| To-do list |
1. Answer these questions about the marriage thread:
(a) How long has the first poster been married?
(b) About how long ago did the wife's sex drive go away?
(c) What approach has the first poster decided to take?
2. In the marriage thread, rewrite the passage that opens with the words "Act like I can" and closes with "will want ME.", substituting "manage without her" for "go on without her".
— START Document text —
# Is This a Mid-Life Crisis ??



## Leadpipe cinch (Jan 13, 2015)

Ok, here is the deal: married over 20 years, kids of various ages, wife is a SAHM all this time. We are Catholic, so I cannot and will not initiate a divorce.

Our marriage was not perfect, but sex was never an issue. Then, about 7 years ago, her sex drive goes away. Boom. I didn't judge her or get angry. Asked her what I could do to help. Did what she asked, but no change. She has no interest in doing anything about it. Long story short, its been a slow downhill since then. She has now started pulling away from me, became obseesed with her hobbies, rarely had time or energy for sex. Even when she did, her attitude was "lets get this over with". . Has dreams that do not include me, like owning some land, starting her own business. Had mood swings, outbursts, hurls the most outrageous accusations at me, has said she "fel out of love." No sign of infidelty yet. But the situation is appalling. All attempts of me to communicate with her have failed. Date nights, spa days,.. no accomodation I make seems to help.

After doing internet research, I have decided to take the 180 approach. Stop pursuing her, stop pleading, stay calm , no long conversations, and no response to anger or manipulation. Int he meantime, concentrate on myself. Be happy, et more involved socially, improve my appearance, become a better Dad, etc.
Act like I can go on without her, and that I have my s**t together. Since she wants what she cannto have, I have to become someone she cannot have.. then she will want ME.

I am interested in your opinions. Does this sound crazy, or is it a valid, worthwhile approach?


----------



## DoF (Mar 27, 2014)

Leadpipe cinch said:


> Ok, here is the deal: married over 20 years, kids of various ages, wife is a SAHM all this time. We are Catholic, so I cannot and will not initiate a divorce.


What kind of excuse is this? 




Leadpipe cinch said:


> Our marriage was not perfect, but sex was never an issue. Then, about 7 years ago, her sex drive goes away. Boom. I didn't judge her or get angry. Asked her what I could do to help. Did what she asked, but no change. She has no interest in doing anything about it. Long story short, its been a slow downhill since then. She has now started pulling away from me, became obseesed with her hobbies, rarely had time or energy for sex. Even when she did, her attitude was "lets get this over with". . Has dreams that do not include me, like owning some land, starting her own business. Had mood swings, outbursts, hurls the most outrageous accusations at me, has said she "fel out of love." No sign of infidelty yet. But the situation is appalling. All attempts of me to communicate with her have failed. Date nights, spa days,.. no accomodation I make seems to help.
> 
> After doing internet research, I have decided to take the 180 approach. Stop pursuing her, stop pleading, stay calm , no long conversations, and no response to anger or manipulation. Int he meantime, concentrate on myself. Be happy, et more involved socially, improve my appearance, become a better Dad, etc.
— END Document text —
— START Dataset rows —
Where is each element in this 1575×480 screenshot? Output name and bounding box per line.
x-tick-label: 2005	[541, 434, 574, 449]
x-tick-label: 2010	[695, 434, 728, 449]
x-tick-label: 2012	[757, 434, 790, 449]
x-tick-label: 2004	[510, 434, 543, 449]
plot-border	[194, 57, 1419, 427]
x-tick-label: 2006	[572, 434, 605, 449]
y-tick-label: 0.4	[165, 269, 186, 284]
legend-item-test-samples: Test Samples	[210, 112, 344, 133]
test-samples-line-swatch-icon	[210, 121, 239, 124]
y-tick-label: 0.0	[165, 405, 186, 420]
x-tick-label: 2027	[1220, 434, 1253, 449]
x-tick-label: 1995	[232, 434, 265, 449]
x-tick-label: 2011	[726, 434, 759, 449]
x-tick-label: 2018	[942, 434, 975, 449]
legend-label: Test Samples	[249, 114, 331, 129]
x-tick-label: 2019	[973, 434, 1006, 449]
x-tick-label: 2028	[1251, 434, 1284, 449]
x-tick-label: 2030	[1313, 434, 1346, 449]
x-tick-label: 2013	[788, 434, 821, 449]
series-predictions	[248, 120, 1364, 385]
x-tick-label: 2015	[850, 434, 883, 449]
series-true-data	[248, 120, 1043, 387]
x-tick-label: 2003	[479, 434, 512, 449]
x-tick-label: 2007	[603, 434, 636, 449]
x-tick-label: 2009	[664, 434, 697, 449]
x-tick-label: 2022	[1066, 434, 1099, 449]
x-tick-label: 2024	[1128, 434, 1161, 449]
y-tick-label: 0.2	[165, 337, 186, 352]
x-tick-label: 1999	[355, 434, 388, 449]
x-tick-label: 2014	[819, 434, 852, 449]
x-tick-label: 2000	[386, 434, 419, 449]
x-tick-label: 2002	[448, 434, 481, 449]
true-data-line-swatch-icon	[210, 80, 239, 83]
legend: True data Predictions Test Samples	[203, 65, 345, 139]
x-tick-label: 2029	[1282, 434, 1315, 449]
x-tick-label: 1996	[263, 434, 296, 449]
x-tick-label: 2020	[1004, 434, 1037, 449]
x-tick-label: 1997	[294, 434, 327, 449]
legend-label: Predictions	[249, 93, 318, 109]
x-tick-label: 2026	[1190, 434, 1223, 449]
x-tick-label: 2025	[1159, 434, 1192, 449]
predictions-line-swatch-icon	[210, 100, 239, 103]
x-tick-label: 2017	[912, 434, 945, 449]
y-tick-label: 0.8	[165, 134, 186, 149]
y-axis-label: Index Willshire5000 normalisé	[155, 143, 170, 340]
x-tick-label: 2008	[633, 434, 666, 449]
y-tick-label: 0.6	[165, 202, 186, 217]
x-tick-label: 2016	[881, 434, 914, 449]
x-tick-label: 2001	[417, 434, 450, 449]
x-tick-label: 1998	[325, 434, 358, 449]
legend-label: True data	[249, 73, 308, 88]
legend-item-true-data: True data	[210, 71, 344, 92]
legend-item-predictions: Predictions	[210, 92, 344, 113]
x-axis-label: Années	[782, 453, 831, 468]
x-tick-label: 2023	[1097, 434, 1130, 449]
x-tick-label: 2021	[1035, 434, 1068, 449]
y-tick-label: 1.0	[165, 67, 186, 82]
— END Dataset rows —
| In response |
1.
(a) Over 20 years.
(b) About 7 years ago.
(c) The 180 approach.

2.
Act like I can manage without her, and that I have my s**t together. Since she wants what she cannto have, I have to become someone she cannot have.. then she will want ME.